What this task involves – Pick out every line holding the string "color" and copy it.
═══ Material provided
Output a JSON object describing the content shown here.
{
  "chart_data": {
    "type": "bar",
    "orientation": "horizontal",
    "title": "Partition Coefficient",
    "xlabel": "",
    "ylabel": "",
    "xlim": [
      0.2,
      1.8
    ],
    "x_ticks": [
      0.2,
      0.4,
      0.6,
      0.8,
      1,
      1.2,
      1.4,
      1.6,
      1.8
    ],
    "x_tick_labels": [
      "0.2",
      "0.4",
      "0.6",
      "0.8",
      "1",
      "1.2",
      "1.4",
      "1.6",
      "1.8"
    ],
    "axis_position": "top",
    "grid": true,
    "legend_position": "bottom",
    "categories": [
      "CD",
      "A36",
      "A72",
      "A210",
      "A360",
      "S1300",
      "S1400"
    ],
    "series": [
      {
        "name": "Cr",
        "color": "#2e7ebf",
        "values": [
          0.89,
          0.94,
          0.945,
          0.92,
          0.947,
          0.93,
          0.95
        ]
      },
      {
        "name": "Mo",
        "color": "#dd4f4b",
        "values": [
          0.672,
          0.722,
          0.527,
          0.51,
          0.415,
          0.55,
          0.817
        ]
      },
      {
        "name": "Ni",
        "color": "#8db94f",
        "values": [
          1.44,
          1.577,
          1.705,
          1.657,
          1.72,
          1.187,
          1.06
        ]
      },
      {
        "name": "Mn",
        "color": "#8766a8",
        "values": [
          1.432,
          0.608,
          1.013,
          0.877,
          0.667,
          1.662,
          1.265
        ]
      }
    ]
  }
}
══════
Task answer –
        "color": "#2e7ebf",
        "color": "#dd4f4b",
        "color": "#8db94f",
        "color": "#8766a8",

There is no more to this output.